Task instructions> Output each entry verbatim and exclude every picture from it.

Supplied data>
==================================================
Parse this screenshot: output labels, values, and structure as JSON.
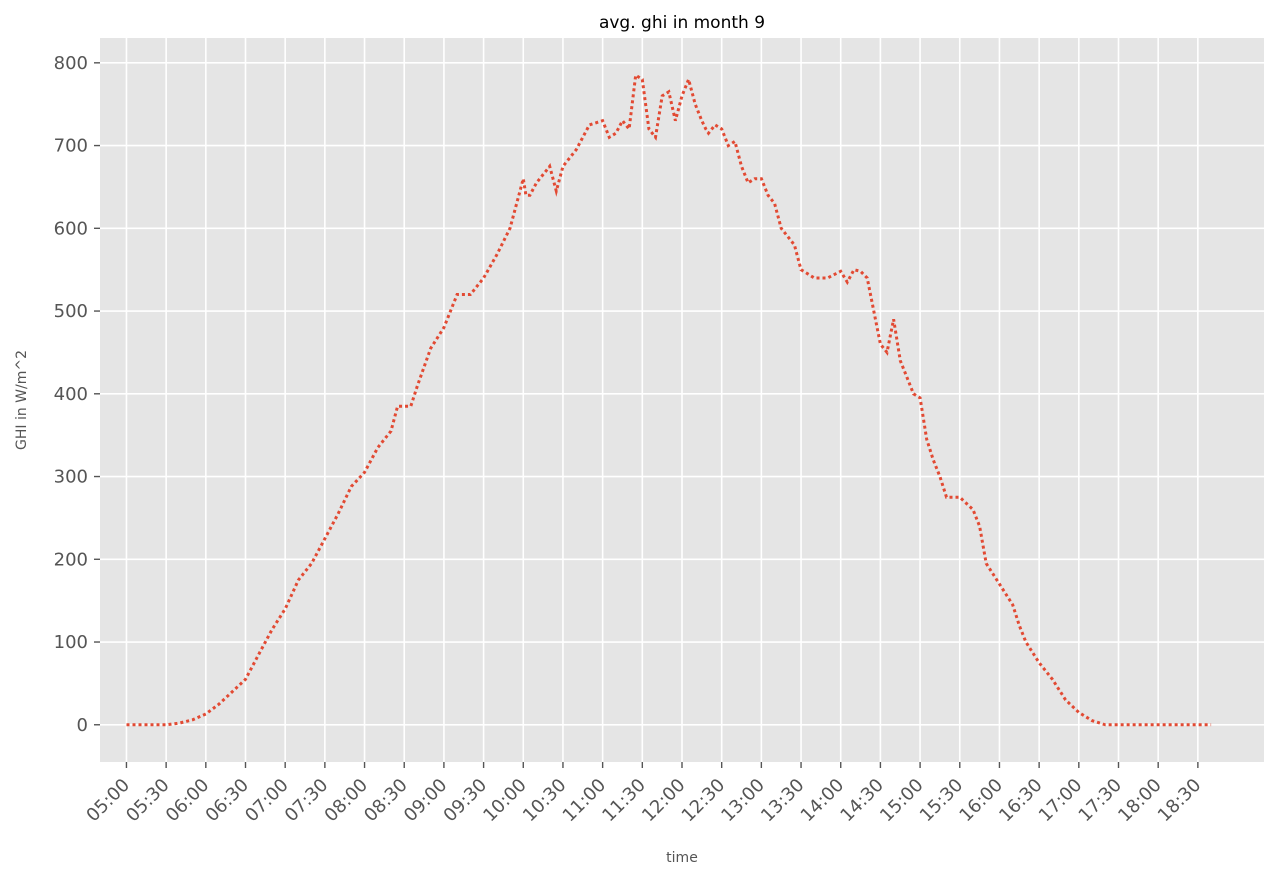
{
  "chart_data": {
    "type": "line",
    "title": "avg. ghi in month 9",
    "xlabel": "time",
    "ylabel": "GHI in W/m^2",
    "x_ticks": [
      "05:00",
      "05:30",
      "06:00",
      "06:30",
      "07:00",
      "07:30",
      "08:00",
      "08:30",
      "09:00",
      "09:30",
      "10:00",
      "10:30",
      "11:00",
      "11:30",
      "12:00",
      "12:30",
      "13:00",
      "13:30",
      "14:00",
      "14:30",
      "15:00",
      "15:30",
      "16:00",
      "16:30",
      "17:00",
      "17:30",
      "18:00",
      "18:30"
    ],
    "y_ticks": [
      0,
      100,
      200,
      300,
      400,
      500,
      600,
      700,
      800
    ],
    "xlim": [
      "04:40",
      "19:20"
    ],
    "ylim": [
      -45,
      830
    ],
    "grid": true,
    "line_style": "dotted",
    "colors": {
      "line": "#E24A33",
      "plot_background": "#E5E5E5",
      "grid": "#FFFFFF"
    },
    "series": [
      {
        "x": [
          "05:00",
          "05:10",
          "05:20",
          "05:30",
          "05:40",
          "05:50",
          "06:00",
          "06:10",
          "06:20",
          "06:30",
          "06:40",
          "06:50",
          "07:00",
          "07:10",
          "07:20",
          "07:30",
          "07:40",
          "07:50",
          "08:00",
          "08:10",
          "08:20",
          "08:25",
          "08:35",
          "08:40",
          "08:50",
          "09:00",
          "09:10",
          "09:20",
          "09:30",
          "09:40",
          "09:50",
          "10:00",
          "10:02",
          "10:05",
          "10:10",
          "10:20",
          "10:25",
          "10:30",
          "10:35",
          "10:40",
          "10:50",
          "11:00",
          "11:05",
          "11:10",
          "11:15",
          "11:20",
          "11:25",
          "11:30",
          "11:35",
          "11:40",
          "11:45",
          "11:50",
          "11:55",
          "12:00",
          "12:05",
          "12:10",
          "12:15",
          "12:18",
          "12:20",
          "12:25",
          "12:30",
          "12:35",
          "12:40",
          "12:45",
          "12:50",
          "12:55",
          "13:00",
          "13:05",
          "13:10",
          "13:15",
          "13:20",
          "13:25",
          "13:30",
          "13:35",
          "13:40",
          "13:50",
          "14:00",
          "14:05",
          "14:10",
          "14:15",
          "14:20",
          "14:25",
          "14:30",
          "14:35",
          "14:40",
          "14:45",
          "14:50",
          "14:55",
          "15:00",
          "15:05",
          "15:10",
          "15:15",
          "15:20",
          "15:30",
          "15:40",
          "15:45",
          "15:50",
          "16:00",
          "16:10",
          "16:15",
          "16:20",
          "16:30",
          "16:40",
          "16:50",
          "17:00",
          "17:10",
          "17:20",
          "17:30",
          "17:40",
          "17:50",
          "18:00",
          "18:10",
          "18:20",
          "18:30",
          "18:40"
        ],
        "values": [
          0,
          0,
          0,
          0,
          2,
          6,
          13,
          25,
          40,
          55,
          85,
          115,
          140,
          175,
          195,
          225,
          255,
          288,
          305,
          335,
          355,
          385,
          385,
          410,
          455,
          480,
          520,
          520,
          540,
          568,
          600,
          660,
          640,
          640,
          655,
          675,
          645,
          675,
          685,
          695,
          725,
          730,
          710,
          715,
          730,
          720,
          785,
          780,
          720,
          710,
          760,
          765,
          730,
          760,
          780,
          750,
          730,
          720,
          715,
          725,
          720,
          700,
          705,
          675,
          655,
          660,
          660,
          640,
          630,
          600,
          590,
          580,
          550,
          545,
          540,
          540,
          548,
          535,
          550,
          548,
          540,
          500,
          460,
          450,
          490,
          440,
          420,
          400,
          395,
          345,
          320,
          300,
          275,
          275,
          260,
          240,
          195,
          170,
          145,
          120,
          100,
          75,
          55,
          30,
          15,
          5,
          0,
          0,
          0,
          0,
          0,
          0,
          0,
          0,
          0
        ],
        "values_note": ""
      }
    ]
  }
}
==================================================
Task response>
Parse this screenshot: output labels, values, and structure as JSON.
{
  "chart_data": {
    "type": "line",
    "title": "avg. ghi in month 9",
    "xlabel": "time",
    "ylabel": "GHI in W/m^2",
    "x_ticks": [
      "05:00",
      "05:30",
      "06:00",
      "06:30",
      "07:00",
      "07:30",
      "08:00",
      "08:30",
      "09:00",
      "09:30",
      "10:00",
      "10:30",
      "11:00",
      "11:30",
      "12:00",
      "12:30",
      "13:00",
      "13:30",
      "14:00",
      "14:30",
      "15:00",
      "15:30",
      "16:00",
      "16:30",
      "17:00",
      "17:30",
      "18:00",
      "18:30"
    ],
    "y_ticks": [
      0,
      100,
      200,
      300,
      400,
      500,
      600,
      700,
      800
    ],
    "xlim": [
      "04:40",
      "19:20"
    ],
    "ylim": [
      -45,
      830
    ],
    "grid": true,
    "line_style": "dotted",
    "colors": {
      "line": "#E24A33",
      "plot_background": "#E5E5E5",
      "grid": "#FFFFFF"
    },
    "series": [
      {
        "x": [
          "05:00",
          "05:10",
          "05:20",
          "05:30",
          "05:40",
          "05:50",
          "06:00",
          "06:10",
          "06:20",
          "06:30",
          "06:40",
          "06:50",
          "07:00",
          "07:10",
          "07:20",
          "07:30",
          "07:40",
          "07:50",
          "08:00",
          "08:10",
          "08:20",
          "08:25",
          "08:35",
          "08:40",
          "08:50",
          "09:00",
          "09:10",
          "09:20",
          "09:30",
          "09:40",
          "09:50",
          "10:00",
          "10:02",
          "10:05",
          "10:10",
          "10:20",
          "10:25",
          "10:30",
          "10:35",
          "10:40",
          "10:50",
          "11:00",
          "11:05",
          "11:10",
          "11:15",
          "11:20",
          "11:25",
          "11:30",
          "11:35",
          "11:40",
          "11:45",
          "11:50",
          "11:55",
          "12:00",
          "12:05",
          "12:10",
          "12:15",
          "12:18",
          "12:20",
          "12:25",
          "12:30",
          "12:35",
          "12:40",
          "12:45",
          "12:50",
          "12:55",
          "13:00",
          "13:05",
          "13:10",
          "13:15",
          "13:20",
          "13:25",
          "13:30",
          "13:35",
          "13:40",
          "13:50",
          "14:00",
          "14:05",
          "14:10",
          "14:15",
          "14:20",
          "14:25",
          "14:30",
          "14:35",
          "14:40",
          "14:45",
          "14:50",
          "14:55",
          "15:00",
          "15:05",
          "15:10",
          "15:15",
          "15:20",
          "15:30",
          "15:40",
          "15:45",
          "15:50",
          "16:00",
          "16:10",
          "16:15",
          "16:20",
          "16:30",
          "16:40",
          "16:50",
          "17:00",
          "17:10",
          "17:20",
          "17:30",
          "17:40",
          "17:50",
          "18:00",
          "18:10",
          "18:20",
          "18:30",
          "18:40"
        ],
        "values": [
          0,
          0,
          0,
          0,
          2,
          6,
          13,
          25,
          40,
          55,
          85,
          115,
          140,
          175,
          195,
          225,
          255,
          288,
          305,
          335,
          355,
          385,
          385,
          410,
          455,
          480,
          520,
          520,
          540,
          568,
          600,
          660,
          640,
          640,
          655,
          675,
          645,
          675,
          685,
          695,
          725,
          730,
          710,
          715,
          730,
          720,
          785,
          780,
          720,
          710,
          760,
          765,
          730,
          760,
          780,
          750,
          730,
          720,
          715,
          725,
          720,
          700,
          705,
          675,
          655,
          660,
          660,
          640,
          630,
          600,
          590,
          580,
          550,
          545,
          540,
          540,
          548,
          535,
          550,
          548,
          540,
          500,
          460,
          450,
          490,
          440,
          420,
          400,
          395,
          345,
          320,
          300,
          275,
          275,
          260,
          240,
          195,
          170,
          145,
          120,
          100,
          75,
          55,
          30,
          15,
          5,
          0,
          0,
          0,
          0,
          0,
          0,
          0,
          0,
          0
        ],
        "values_note": ""
      }
    ]
  }
}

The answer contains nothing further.